#### Exercise inputs:
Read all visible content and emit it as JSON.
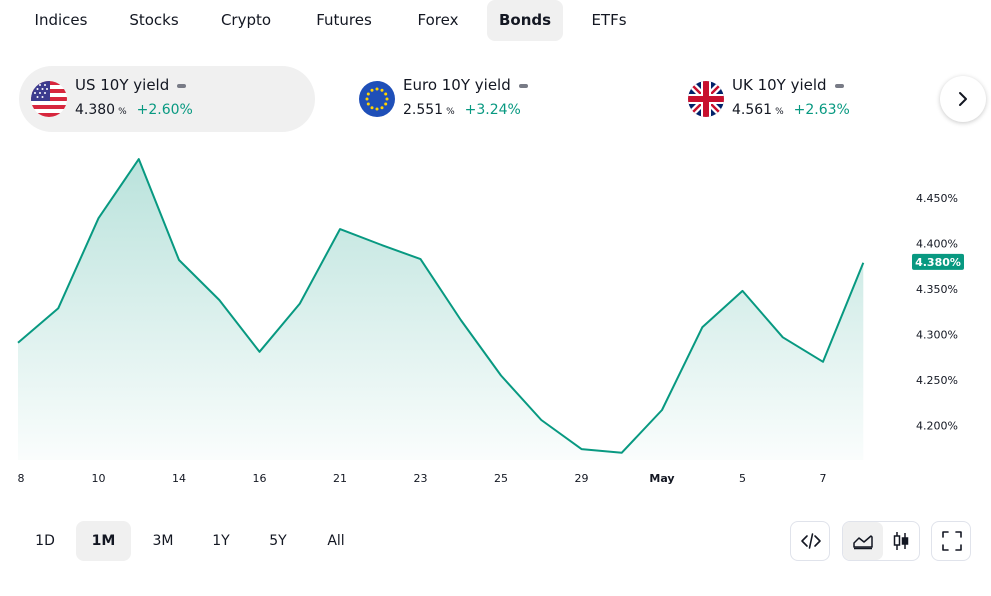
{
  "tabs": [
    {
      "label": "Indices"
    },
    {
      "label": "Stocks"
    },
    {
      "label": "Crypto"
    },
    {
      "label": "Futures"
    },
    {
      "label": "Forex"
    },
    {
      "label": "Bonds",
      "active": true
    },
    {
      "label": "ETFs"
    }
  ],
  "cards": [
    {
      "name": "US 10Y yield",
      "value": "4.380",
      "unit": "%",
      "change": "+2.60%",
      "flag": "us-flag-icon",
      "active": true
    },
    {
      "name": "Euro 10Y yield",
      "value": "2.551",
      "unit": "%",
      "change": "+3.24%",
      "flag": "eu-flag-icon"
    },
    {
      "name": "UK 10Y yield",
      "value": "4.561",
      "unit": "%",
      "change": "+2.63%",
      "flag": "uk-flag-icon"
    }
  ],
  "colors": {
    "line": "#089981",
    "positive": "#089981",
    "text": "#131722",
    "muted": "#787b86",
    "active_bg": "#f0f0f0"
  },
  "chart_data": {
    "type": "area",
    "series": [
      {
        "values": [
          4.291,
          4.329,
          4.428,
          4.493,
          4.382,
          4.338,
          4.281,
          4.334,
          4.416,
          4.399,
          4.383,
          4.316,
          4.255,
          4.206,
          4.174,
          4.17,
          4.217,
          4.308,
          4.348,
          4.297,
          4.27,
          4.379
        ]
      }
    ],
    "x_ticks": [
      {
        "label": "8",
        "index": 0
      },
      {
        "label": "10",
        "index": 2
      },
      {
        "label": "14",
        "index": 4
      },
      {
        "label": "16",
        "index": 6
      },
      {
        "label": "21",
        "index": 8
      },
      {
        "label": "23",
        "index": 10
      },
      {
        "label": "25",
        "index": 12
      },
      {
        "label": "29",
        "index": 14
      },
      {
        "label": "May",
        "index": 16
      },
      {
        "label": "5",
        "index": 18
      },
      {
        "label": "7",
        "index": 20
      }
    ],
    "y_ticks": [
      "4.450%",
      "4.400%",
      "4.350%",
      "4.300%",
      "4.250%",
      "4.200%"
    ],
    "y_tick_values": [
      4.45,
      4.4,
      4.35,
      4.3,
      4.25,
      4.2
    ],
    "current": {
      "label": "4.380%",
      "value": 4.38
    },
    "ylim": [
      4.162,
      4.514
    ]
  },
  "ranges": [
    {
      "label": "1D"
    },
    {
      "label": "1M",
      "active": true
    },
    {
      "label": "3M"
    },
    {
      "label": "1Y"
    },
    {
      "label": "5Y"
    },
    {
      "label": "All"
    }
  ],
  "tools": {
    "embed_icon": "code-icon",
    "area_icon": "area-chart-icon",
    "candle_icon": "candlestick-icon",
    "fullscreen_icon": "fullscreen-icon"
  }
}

==

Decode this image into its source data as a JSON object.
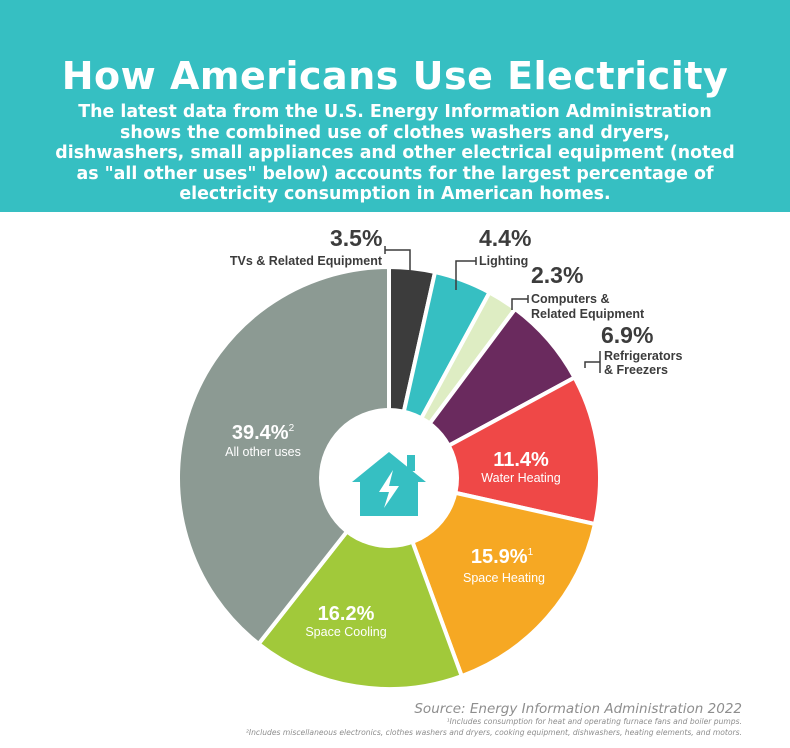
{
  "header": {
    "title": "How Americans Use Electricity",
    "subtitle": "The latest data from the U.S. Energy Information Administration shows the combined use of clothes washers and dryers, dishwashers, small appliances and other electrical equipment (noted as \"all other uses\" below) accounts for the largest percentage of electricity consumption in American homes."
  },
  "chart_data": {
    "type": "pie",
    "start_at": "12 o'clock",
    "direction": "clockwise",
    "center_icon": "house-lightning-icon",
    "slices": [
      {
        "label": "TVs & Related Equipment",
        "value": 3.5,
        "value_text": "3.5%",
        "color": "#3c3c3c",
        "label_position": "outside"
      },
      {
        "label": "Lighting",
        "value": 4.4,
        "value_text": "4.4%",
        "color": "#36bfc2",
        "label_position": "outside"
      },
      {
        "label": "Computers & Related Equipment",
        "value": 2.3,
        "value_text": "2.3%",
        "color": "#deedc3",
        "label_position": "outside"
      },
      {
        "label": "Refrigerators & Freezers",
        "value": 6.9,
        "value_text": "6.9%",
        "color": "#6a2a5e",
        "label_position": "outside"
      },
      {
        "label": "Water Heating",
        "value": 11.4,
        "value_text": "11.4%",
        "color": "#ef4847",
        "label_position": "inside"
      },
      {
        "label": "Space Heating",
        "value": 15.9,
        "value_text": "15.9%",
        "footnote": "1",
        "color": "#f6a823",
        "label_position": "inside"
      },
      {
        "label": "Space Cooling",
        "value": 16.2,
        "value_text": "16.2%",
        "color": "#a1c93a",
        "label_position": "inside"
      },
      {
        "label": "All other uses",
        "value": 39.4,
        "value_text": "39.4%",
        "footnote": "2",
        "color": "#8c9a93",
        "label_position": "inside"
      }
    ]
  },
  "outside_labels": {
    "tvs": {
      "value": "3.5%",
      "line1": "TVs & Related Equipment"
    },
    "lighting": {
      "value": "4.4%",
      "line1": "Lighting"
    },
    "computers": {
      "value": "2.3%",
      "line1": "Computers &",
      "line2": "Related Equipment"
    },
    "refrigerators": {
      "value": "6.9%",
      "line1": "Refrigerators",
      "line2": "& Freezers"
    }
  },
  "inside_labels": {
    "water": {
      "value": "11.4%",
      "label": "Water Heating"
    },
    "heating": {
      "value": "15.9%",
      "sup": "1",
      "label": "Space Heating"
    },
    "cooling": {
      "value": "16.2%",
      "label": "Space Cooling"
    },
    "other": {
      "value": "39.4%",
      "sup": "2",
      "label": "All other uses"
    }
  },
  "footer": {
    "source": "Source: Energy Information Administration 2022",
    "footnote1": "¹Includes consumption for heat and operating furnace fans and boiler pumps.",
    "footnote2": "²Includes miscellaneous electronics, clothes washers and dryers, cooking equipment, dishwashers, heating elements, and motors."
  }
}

--

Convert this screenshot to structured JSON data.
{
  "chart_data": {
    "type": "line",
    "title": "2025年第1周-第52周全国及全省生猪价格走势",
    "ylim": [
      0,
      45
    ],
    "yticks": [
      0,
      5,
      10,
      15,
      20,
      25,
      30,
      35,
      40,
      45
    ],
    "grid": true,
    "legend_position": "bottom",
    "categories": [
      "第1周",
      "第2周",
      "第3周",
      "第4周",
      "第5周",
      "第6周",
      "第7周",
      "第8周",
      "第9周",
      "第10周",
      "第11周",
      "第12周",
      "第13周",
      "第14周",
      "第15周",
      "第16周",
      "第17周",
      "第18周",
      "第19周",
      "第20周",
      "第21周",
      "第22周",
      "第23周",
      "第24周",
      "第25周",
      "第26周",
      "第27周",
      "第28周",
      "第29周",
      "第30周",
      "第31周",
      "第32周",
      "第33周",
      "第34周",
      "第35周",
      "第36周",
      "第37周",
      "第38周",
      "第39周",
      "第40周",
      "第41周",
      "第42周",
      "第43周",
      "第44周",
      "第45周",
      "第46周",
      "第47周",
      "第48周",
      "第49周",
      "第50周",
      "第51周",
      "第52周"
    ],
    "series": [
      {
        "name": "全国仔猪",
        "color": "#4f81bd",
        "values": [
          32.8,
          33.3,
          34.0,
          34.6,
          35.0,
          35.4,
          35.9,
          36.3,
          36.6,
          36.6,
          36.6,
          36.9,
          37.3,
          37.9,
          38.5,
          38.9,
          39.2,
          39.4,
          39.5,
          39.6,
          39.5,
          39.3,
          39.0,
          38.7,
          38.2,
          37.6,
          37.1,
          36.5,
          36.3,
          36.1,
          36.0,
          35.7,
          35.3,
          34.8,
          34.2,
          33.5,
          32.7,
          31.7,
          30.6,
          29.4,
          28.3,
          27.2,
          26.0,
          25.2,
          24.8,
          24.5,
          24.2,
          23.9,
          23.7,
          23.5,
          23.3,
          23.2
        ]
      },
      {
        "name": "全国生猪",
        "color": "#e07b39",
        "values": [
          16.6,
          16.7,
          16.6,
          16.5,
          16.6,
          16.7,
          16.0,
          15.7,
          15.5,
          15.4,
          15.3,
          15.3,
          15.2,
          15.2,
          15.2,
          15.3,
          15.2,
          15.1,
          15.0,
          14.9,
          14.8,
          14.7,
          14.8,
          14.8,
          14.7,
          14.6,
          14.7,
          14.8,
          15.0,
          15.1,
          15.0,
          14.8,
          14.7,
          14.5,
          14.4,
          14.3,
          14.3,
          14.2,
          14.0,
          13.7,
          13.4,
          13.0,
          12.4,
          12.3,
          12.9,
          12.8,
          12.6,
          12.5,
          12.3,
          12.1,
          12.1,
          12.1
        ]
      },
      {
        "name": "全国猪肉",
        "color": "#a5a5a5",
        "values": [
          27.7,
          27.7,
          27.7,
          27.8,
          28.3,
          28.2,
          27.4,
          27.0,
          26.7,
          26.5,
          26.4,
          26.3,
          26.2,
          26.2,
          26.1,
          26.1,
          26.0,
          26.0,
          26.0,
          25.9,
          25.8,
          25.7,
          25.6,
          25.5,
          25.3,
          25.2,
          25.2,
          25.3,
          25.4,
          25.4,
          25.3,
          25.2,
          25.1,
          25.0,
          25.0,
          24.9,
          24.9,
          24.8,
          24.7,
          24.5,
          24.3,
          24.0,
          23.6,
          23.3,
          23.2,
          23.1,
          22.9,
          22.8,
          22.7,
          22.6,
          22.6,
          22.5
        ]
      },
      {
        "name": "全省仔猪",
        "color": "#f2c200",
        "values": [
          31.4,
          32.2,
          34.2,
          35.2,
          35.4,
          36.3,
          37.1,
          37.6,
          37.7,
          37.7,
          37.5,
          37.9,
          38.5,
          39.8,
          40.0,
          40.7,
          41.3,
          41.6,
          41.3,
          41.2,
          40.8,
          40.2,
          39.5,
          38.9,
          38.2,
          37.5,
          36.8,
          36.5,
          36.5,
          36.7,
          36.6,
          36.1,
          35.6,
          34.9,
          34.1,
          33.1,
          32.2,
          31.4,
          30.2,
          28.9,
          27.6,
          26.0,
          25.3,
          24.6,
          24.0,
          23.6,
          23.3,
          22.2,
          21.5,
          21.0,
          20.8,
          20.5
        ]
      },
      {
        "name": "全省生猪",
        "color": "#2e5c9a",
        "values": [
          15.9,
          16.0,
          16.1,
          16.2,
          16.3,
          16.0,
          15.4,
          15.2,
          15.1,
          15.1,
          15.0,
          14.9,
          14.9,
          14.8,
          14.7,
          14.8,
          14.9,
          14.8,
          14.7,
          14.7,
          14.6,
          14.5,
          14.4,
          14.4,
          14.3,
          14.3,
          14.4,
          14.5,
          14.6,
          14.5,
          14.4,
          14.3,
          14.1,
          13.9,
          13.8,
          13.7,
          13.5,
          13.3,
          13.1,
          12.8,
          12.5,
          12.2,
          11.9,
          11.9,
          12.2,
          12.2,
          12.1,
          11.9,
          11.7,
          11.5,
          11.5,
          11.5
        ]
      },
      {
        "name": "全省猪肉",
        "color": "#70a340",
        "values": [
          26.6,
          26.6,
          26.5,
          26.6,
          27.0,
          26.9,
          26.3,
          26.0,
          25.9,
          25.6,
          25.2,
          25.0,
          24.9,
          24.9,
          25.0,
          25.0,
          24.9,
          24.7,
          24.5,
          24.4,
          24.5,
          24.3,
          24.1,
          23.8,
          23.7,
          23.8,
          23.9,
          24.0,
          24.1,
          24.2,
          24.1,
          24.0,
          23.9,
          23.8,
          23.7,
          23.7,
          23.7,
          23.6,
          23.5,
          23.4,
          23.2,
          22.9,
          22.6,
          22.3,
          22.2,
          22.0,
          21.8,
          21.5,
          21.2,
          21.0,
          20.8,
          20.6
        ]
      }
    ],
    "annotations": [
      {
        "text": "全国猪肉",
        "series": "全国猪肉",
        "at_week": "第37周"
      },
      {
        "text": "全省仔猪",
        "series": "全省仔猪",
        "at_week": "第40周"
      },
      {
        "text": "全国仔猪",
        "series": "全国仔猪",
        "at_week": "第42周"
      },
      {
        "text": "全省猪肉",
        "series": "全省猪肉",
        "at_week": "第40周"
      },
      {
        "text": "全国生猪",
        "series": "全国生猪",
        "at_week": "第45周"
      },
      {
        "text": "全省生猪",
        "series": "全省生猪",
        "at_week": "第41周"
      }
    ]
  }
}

#### Objective:
Every line containing the string "flag" must be listed.

#### Written solution:
      "flag": "us-flag-icon",
      "flag": "eu-flag-icon"
      "flag": "uk-flag-icon"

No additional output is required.